WHAT IS BEING ASKED:
Your task is to quote the material that follows, in full and exactly.

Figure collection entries

================================

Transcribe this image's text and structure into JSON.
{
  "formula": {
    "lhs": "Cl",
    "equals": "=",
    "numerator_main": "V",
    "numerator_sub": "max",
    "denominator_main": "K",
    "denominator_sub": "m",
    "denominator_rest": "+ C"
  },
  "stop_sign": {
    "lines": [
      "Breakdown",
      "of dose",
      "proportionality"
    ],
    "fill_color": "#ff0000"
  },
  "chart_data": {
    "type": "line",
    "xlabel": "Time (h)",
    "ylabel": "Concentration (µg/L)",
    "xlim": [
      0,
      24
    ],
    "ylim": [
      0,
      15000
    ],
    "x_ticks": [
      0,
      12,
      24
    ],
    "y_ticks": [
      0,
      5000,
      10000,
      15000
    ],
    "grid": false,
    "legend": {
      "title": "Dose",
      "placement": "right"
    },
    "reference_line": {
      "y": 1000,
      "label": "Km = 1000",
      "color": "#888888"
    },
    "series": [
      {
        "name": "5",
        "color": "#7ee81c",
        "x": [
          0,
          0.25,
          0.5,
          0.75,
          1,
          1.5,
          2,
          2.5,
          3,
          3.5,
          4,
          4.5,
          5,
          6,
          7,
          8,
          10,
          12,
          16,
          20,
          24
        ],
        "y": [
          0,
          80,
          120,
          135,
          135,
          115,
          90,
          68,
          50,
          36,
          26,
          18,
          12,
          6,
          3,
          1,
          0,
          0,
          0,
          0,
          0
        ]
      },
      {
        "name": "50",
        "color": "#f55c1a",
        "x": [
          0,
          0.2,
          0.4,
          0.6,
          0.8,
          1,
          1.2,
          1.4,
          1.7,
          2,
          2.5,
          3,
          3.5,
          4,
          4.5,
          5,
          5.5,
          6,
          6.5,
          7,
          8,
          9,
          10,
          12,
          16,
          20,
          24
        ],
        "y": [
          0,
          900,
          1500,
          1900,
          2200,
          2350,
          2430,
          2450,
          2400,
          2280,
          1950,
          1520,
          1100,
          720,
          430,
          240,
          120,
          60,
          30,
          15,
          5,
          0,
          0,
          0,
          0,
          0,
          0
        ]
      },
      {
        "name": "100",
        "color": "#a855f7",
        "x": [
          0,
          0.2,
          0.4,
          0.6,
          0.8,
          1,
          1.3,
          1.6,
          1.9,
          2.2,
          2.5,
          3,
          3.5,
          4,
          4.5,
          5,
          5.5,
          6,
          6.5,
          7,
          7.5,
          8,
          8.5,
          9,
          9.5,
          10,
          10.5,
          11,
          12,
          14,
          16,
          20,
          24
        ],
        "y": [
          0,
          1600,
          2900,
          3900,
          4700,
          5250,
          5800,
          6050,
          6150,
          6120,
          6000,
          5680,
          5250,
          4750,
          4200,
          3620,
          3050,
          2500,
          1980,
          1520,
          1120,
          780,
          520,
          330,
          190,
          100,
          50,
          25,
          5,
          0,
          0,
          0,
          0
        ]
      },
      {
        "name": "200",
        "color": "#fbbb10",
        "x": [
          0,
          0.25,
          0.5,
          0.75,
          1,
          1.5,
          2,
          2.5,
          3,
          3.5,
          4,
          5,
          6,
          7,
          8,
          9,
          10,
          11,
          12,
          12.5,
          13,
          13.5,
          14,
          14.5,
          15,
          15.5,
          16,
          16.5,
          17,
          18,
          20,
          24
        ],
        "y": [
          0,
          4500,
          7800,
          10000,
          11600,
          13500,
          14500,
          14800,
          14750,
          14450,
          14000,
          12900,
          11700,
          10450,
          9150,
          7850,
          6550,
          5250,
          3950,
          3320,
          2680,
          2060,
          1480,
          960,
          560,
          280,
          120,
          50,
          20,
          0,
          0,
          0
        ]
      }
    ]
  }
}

================================

RESULT OF THE TASK:
Transcribe this image's text and structure into JSON.
{
  "formula": {
    "lhs": "Cl",
    "equals": "=",
    "numerator_main": "V",
    "numerator_sub": "max",
    "denominator_main": "K",
    "denominator_sub": "m",
    "denominator_rest": "+ C"
  },
  "stop_sign": {
    "lines": [
      "Breakdown",
      "of dose",
      "proportionality"
    ],
    "fill_color": "#ff0000"
  },
  "chart_data": {
    "type": "line",
    "xlabel": "Time (h)",
    "ylabel": "Concentration (µg/L)",
    "xlim": [
      0,
      24
    ],
    "ylim": [
      0,
      15000
    ],
    "x_ticks": [
      0,
      12,
      24
    ],
    "y_ticks": [
      0,
      5000,
      10000,
      15000
    ],
    "grid": false,
    "legend": {
      "title": "Dose",
      "placement": "right"
    },
    "reference_line": {
      "y": 1000,
      "label": "Km = 1000",
      "color": "#888888"
    },
    "series": [
      {
        "name": "5",
        "color": "#7ee81c",
        "x": [
          0,
          0.25,
          0.5,
          0.75,
          1,
          1.5,
          2,
          2.5,
          3,
          3.5,
          4,
          4.5,
          5,
          6,
          7,
          8,
          10,
          12,
          16,
          20,
          24
        ],
        "y": [
          0,
          80,
          120,
          135,
          135,
          115,
          90,
          68,
          50,
          36,
          26,
          18,
          12,
          6,
          3,
          1,
          0,
          0,
          0,
          0,
          0
        ]
      },
      {
        "name": "50",
        "color": "#f55c1a",
        "x": [
          0,
          0.2,
          0.4,
          0.6,
          0.8,
          1,
          1.2,
          1.4,
          1.7,
          2,
          2.5,
          3,
          3.5,
          4,
          4.5,
          5,
          5.5,
          6,
          6.5,
          7,
          8,
          9,
          10,
          12,
          16,
          20,
          24
        ],
        "y": [
          0,
          900,
          1500,
          1900,
          2200,
          2350,
          2430,
          2450,
          2400,
          2280,
          1950,
          1520,
          1100,
          720,
          430,
          240,
          120,
          60,
          30,
          15,
          5,
          0,
          0,
          0,
          0,
          0,
          0
        ]
      },
      {
        "name": "100",
        "color": "#a855f7",
        "x": [
          0,
          0.2,
          0.4,
          0.6,
          0.8,
          1,
          1.3,
          1.6,
          1.9,
          2.2,
          2.5,
          3,
          3.5,
          4,
          4.5,
          5,
          5.5,
          6,
          6.5,
          7,
          7.5,
          8,
          8.5,
          9,
          9.5,
          10,
          10.5,
          11,
          12,
          14,
          16,
          20,
          24
        ],
        "y": [
          0,
          1600,
          2900,
          3900,
          4700,
          5250,
          5800,
          6050,
          6150,
          6120,
          6000,
          5680,
          5250,
          4750,
          4200,
          3620,
          3050,
          2500,
          1980,
          1520,
          1120,
          780,
          520,
          330,
          190,
          100,
          50,
          25,
          5,
          0,
          0,
          0,
          0
        ]
      },
      {
        "name": "200",
        "color": "#fbbb10",
        "x": [
          0,
          0.25,
          0.5,
          0.75,
          1,
          1.5,
          2,
          2.5,
          3,
          3.5,
          4,
          5,
          6,
          7,
          8,
          9,
          10,
          11,
          12,
          12.5,
          13,
          13.5,
          14,
          14.5,
          15,
          15.5,
          16,
          16.5,
          17,
          18,
          20,
          24
        ],
        "y": [
          0,
          4500,
          7800,
          10000,
          11600,
          13500,
          14500,
          14800,
          14750,
          14450,
          14000,
          12900,
          11700,
          10450,
          9150,
          7850,
          6550,
          5250,
          3950,
          3320,
          2680,
          2060,
          1480,
          960,
          560,
          280,
          120,
          50,
          20,
          0,
          0,
          0
        ]
      }
    ]
  }
}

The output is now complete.